Pull every line containing "price" from the entries.

--- Start of MATERIALS PROVIDED ---

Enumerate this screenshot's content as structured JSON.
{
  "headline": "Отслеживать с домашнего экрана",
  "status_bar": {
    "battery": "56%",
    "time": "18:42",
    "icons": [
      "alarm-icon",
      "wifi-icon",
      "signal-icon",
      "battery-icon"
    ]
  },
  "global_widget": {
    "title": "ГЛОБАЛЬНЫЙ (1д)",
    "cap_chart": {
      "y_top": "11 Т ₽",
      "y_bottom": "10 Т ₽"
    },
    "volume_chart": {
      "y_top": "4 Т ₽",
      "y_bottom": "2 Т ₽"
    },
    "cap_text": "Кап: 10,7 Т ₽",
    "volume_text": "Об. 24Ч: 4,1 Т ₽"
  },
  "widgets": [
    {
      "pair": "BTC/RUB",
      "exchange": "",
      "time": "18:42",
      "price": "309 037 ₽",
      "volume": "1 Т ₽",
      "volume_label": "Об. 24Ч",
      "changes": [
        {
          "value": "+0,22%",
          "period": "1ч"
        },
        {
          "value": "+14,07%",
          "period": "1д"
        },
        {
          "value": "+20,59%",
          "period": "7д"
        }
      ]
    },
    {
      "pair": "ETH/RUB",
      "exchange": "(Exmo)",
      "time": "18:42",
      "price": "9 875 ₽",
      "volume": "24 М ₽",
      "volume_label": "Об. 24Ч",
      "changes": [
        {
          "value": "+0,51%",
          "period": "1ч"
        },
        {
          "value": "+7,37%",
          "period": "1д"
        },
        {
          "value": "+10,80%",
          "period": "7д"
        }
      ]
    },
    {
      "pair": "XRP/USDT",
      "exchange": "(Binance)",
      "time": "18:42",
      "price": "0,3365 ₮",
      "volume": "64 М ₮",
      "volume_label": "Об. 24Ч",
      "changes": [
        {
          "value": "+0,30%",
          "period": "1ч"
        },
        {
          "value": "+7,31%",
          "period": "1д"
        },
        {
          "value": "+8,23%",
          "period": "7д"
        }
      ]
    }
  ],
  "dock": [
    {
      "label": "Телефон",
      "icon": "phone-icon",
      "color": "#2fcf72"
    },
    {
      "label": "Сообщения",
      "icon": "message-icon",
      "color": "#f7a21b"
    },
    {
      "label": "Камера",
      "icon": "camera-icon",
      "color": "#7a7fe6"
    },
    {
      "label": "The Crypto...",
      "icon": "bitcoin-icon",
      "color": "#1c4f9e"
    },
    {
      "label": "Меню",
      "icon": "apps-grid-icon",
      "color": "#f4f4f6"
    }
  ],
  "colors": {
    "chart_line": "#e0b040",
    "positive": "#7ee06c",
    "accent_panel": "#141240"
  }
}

--- End of MATERIALS PROVIDED ---

**EXERCISE OUTPUT**
      "price": "309 037 ₽",
      "price": "9 875 ₽",
      "price": "0,3365 ₮",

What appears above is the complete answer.